**Stated goal**
From the entries below, work out the number of lines that hold the word "JSON", and give that number alone.

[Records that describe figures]
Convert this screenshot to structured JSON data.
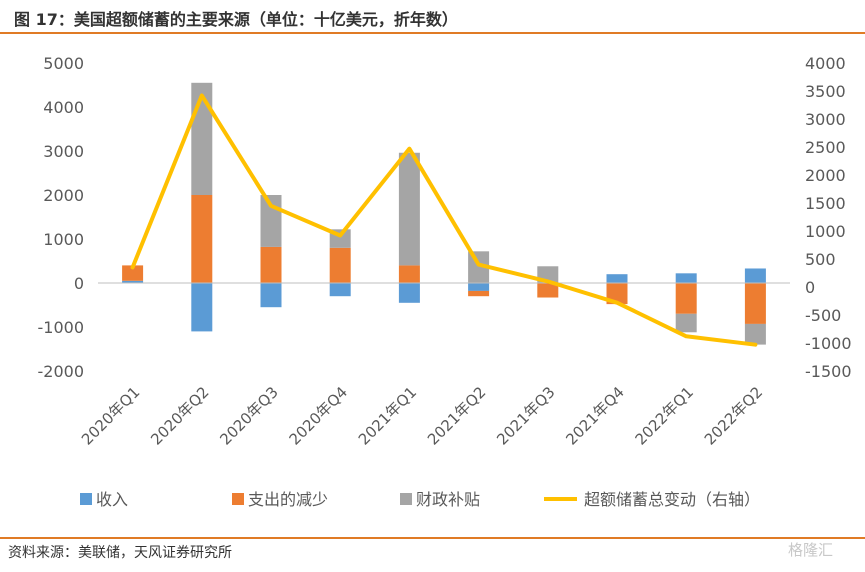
{
  "title": "图 17：美国超额储蓄的主要来源（单位：十亿美元，折年数）",
  "source": "资料来源：美联储，天风证券研究所",
  "watermark": "格隆汇",
  "colors": {
    "income": "#5b9bd5",
    "spending": "#ed7d31",
    "fiscal": "#a5a5a5",
    "total": "#ffc000",
    "rule": "#e07b25"
  },
  "chart_data": {
    "type": "bar",
    "stacked": true,
    "categories": [
      "2020年Q1",
      "2020年Q2",
      "2020年Q3",
      "2020年Q4",
      "2021年Q1",
      "2021年Q2",
      "2021年Q3",
      "2021年Q4",
      "2022年Q1",
      "2022年Q2"
    ],
    "series": [
      {
        "name": "收入",
        "type": "bar",
        "axis": "left",
        "color": "#5b9bd5",
        "values": [
          50,
          -1100,
          -550,
          -300,
          -450,
          -180,
          0,
          200,
          220,
          330
        ]
      },
      {
        "name": "支出的减少",
        "type": "bar",
        "axis": "left",
        "color": "#ed7d31",
        "values": [
          350,
          2000,
          820,
          800,
          400,
          -120,
          -330,
          -480,
          -700,
          -930
        ]
      },
      {
        "name": "财政补贴",
        "type": "bar",
        "axis": "left",
        "color": "#a5a5a5",
        "values": [
          0,
          2550,
          1180,
          420,
          2560,
          720,
          380,
          0,
          -420,
          -470
        ]
      },
      {
        "name": "超额储蓄总变动（右轴）",
        "type": "line",
        "axis": "right",
        "color": "#ffc000",
        "values": [
          350,
          3420,
          1450,
          920,
          2470,
          400,
          100,
          -280,
          -880,
          -1030
        ]
      }
    ],
    "yaxis_left": {
      "min": -2000,
      "max": 5000,
      "ticks": [
        5000,
        4000,
        3000,
        2000,
        1000,
        0,
        -1000,
        -2000
      ]
    },
    "yaxis_right": {
      "min": -1500,
      "max": 4000,
      "ticks": [
        4000,
        3500,
        3000,
        2500,
        2000,
        1500,
        1000,
        500,
        0,
        -500,
        -1000,
        -1500
      ]
    },
    "grid": false,
    "legend_position": "bottom"
  }
}
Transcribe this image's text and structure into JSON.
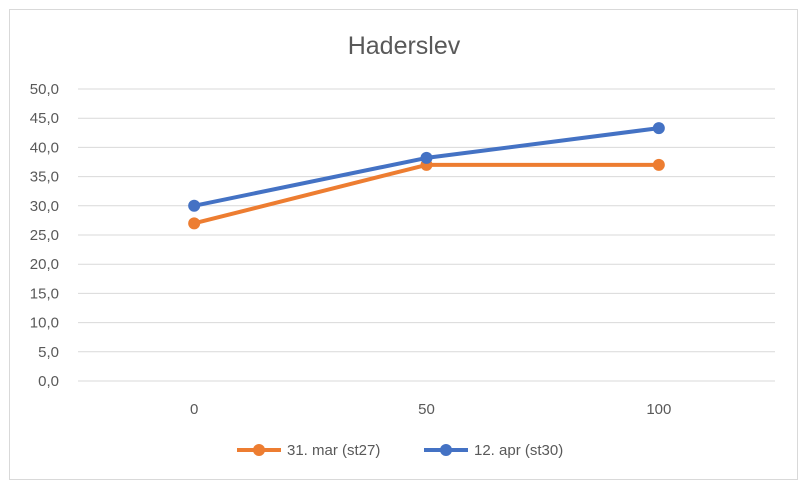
{
  "chart_data": {
    "type": "line",
    "title": "Haderslev",
    "categories": [
      "0",
      "50",
      "100"
    ],
    "ylim": [
      0,
      50
    ],
    "yticks": [
      "0,0",
      "5,0",
      "10,0",
      "15,0",
      "20,0",
      "25,0",
      "30,0",
      "35,0",
      "40,0",
      "45,0",
      "50,0"
    ],
    "grid": true,
    "legend": "bottom",
    "series": [
      {
        "name": "31. mar (st27)",
        "color": "#ED7D31",
        "values": [
          27.0,
          37.0,
          37.0
        ]
      },
      {
        "name": "12. apr (st30)",
        "color": "#4472C4",
        "values": [
          30.0,
          38.2,
          43.3
        ]
      }
    ]
  }
}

**Response below**
2